#### Given exercise
Omit every picture while repeating the entries exactly.
□ □ □ □ □ □ □
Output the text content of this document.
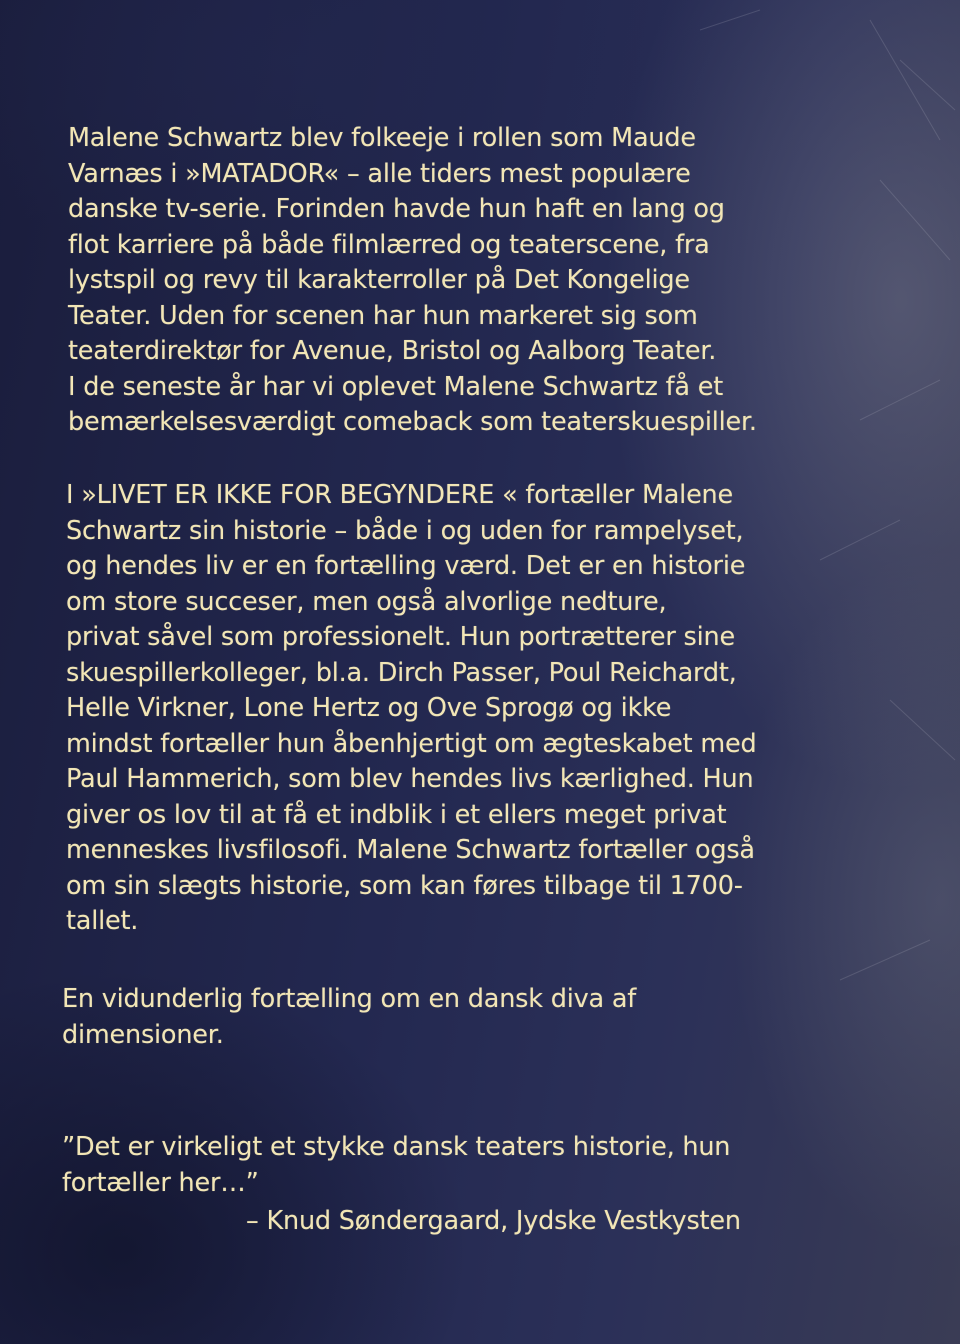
Malene Schwartz blev folkeeje i rollen som Maude
Varnæs i »MATADOR« – alle tiders mest populære
danske tv-serie. Forinden havde hun haft en lang og
flot karriere på både filmlærred og teaterscene, fra
lystspil og revy til karakterroller på Det Kongelige
Teater. Uden for scenen har hun markeret sig som
teaterdirektør for Avenue, Bristol og Aalborg Teater.
I de seneste år har vi oplevet Malene Schwartz få et
bemærkelsesværdigt comeback som teaterskuespiller.
I »LIVET ER IKKE FOR BEGYNDERE « fortæller Malene
Schwartz sin historie – både i og uden for rampelyset,
og hendes liv er en fortælling værd. Det er en historie
om store succeser, men også alvorlige nedture,
privat såvel som professionelt. Hun portrætterer sine
skuespillerkolleger, bl.a. Dirch Passer, Poul Reichardt,
Helle Virkner, Lone Hertz og Ove Sprogø og ikke
mindst fortæller hun åbenhjertigt om ægteskabet med
Paul Hammerich, som blev hendes livs kærlighed. Hun
giver os lov til at få et indblik i et ellers meget privat
menneskes livsfilosofi. Malene Schwartz fortæller også
om sin slægts historie, som kan føres tilbage til 1700-
tallet.
En vidunderlig fortælling om en dansk diva af
dimensioner.
”Det er virkeligt et stykke dansk teaters historie, hun
fortæller her…”
– Knud Søndergaard, Jydske Vestkysten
□ □ □ □ □ □ □
#### Correct response
Output the text content of this document.
Malene Schwartz blev folkeeje i rollen som Maude
Varnæs i »MATADOR« – alle tiders mest populære
danske tv-serie. Forinden havde hun haft en lang og
flot karriere på både filmlærred og teaterscene, fra
lystspil og revy til karakterroller på Det Kongelige
Teater. Uden for scenen har hun markeret sig som
teaterdirektør for Avenue, Bristol og Aalborg Teater.
I de seneste år har vi oplevet Malene Schwartz få et
bemærkelsesværdigt comeback som teaterskuespiller.
I »LIVET ER IKKE FOR BEGYNDERE « fortæller Malene
Schwartz sin historie – både i og uden for rampelyset,
og hendes liv er en fortælling værd. Det er en historie
om store succeser, men også alvorlige nedture,
privat såvel som professionelt. Hun portrætterer sine
skuespillerkolleger, bl.a. Dirch Passer, Poul Reichardt,
Helle Virkner, Lone Hertz og Ove Sprogø og ikke
mindst fortæller hun åbenhjertigt om ægteskabet med
Paul Hammerich, som blev hendes livs kærlighed. Hun
giver os lov til at få et indblik i et ellers meget privat
menneskes livsfilosofi. Malene Schwartz fortæller også
om sin slægts historie, som kan føres tilbage til 1700-
tallet.
En vidunderlig fortælling om en dansk diva af
dimensioner.
”Det er virkeligt et stykke dansk teaters historie, hun
fortæller her…”
– Knud Søndergaard, Jydske Vestkysten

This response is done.